OBJECTIVE: Quote every line below exactly as it reads.

RECORDS PROVIDED:
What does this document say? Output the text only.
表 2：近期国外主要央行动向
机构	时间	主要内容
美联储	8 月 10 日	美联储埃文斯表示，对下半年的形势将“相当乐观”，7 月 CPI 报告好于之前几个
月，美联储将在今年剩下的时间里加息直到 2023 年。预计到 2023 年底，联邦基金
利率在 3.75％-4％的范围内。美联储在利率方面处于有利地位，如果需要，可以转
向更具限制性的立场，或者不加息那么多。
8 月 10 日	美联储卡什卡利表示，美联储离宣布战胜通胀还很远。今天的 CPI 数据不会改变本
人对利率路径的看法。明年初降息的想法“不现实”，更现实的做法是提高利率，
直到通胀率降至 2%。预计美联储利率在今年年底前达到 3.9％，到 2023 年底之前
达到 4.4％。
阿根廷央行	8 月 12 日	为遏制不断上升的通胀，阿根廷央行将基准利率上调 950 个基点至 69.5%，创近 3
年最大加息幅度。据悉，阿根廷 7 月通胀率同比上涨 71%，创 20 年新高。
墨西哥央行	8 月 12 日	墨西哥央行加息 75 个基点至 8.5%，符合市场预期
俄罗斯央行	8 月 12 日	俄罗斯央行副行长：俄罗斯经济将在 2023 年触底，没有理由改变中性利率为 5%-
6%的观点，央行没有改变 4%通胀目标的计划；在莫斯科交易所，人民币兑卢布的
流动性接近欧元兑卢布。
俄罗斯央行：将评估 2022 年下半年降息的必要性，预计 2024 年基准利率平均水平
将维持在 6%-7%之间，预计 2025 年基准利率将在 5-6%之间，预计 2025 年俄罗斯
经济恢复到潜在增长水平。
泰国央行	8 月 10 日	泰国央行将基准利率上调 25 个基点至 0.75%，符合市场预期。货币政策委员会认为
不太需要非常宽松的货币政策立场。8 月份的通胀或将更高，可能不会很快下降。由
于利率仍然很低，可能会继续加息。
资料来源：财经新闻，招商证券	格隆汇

ANSWER TO THE TASK:
What does this document say? Output the text only.
表 2：近期国外主要央行动向
机构	时间	主要内容
美联储	8 月 10 日	美联储埃文斯表示，对下半年的形势将“相当乐观”，7 月 CPI 报告好于之前几个
月，美联储将在今年剩下的时间里加息直到 2023 年。预计到 2023 年底，联邦基金
利率在 3.75％-4％的范围内。美联储在利率方面处于有利地位，如果需要，可以转
向更具限制性的立场，或者不加息那么多。
8 月 10 日	美联储卡什卡利表示，美联储离宣布战胜通胀还很远。今天的 CPI 数据不会改变本
人对利率路径的看法。明年初降息的想法“不现实”，更现实的做法是提高利率，
直到通胀率降至 2%。预计美联储利率在今年年底前达到 3.9％，到 2023 年底之前
达到 4.4％。
阿根廷央行	8 月 12 日	为遏制不断上升的通胀，阿根廷央行将基准利率上调 950 个基点至 69.5%，创近 3
年最大加息幅度。据悉，阿根廷 7 月通胀率同比上涨 71%，创 20 年新高。
墨西哥央行	8 月 12 日	墨西哥央行加息 75 个基点至 8.5%，符合市场预期
俄罗斯央行	8 月 12 日	俄罗斯央行副行长：俄罗斯经济将在 2023 年触底，没有理由改变中性利率为 5%-
6%的观点，央行没有改变 4%通胀目标的计划；在莫斯科交易所，人民币兑卢布的
流动性接近欧元兑卢布。
俄罗斯央行：将评估 2022 年下半年降息的必要性，预计 2024 年基准利率平均水平
将维持在 6%-7%之间，预计 2025 年基准利率将在 5-6%之间，预计 2025 年俄罗斯
经济恢复到潜在增长水平。
泰国央行	8 月 10 日	泰国央行将基准利率上调 25 个基点至 0.75%，符合市场预期。货币政策委员会认为
不太需要非常宽松的货币政策立场。8 月份的通胀或将更高，可能不会很快下降。由
于利率仍然很低，可能会继续加息。
资料来源：财经新闻，招商证券	格隆汇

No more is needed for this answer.